▶ _DESCRIPTION OF THE TASK_
Using the records below, please work out how many lines contain "无法顺延的"; answer with the number alone.

▶ _PROVIDED RECORDS_
-*-*-

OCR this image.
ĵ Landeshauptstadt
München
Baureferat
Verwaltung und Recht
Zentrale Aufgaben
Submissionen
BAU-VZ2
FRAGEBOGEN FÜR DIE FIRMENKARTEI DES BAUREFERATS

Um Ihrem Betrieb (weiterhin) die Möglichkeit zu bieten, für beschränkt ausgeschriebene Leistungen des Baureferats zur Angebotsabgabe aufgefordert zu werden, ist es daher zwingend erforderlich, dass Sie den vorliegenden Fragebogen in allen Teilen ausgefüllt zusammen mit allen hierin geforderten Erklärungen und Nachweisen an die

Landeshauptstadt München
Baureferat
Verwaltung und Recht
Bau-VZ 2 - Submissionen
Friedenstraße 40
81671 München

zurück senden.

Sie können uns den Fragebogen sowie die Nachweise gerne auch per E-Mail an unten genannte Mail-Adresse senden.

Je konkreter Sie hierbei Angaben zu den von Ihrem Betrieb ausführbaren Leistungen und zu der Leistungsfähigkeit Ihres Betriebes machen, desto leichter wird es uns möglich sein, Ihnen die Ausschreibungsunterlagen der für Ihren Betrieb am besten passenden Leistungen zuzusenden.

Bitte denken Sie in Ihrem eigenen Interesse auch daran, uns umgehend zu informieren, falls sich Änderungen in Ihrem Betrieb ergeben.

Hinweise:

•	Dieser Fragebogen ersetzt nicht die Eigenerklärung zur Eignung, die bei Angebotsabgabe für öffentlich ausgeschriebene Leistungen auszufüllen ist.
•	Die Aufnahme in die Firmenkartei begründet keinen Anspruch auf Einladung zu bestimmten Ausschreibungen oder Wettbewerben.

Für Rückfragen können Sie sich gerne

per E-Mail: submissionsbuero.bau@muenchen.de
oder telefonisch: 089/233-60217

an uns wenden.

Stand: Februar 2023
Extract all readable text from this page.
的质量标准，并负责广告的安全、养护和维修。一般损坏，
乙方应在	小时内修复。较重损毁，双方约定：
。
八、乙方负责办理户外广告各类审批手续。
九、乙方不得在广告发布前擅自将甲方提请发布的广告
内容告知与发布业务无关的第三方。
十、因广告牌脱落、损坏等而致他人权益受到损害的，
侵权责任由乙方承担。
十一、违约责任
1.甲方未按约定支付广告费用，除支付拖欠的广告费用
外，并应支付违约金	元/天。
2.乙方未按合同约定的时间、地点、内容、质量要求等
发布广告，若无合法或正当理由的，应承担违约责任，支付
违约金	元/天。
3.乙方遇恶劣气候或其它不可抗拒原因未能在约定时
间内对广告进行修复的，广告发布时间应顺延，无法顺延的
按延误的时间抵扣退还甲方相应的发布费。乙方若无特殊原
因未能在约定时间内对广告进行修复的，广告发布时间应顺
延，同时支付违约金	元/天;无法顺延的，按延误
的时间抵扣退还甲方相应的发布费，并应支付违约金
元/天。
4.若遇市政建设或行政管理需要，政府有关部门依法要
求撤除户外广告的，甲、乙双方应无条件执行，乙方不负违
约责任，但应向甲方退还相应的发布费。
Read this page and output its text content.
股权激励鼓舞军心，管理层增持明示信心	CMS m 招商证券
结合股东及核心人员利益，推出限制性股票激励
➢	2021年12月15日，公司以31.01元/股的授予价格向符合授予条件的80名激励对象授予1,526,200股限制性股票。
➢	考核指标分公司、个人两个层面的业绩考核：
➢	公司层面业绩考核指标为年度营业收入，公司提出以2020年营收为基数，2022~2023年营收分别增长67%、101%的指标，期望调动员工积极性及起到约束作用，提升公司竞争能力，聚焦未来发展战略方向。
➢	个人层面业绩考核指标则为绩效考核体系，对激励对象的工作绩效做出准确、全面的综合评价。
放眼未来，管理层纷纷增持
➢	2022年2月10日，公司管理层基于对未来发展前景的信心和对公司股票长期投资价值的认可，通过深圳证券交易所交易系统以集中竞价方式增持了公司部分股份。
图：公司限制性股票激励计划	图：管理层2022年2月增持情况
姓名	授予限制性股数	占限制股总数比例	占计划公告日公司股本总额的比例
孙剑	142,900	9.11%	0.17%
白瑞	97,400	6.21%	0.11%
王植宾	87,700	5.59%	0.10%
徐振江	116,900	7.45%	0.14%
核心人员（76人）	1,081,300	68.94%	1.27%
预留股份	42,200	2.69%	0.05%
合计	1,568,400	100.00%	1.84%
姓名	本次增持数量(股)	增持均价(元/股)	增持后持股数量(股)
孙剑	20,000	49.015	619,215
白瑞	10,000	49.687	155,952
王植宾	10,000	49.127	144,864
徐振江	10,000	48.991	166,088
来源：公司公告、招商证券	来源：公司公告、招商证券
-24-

-*-*-

▶ _RESULT OF THIS EXERCISE_
2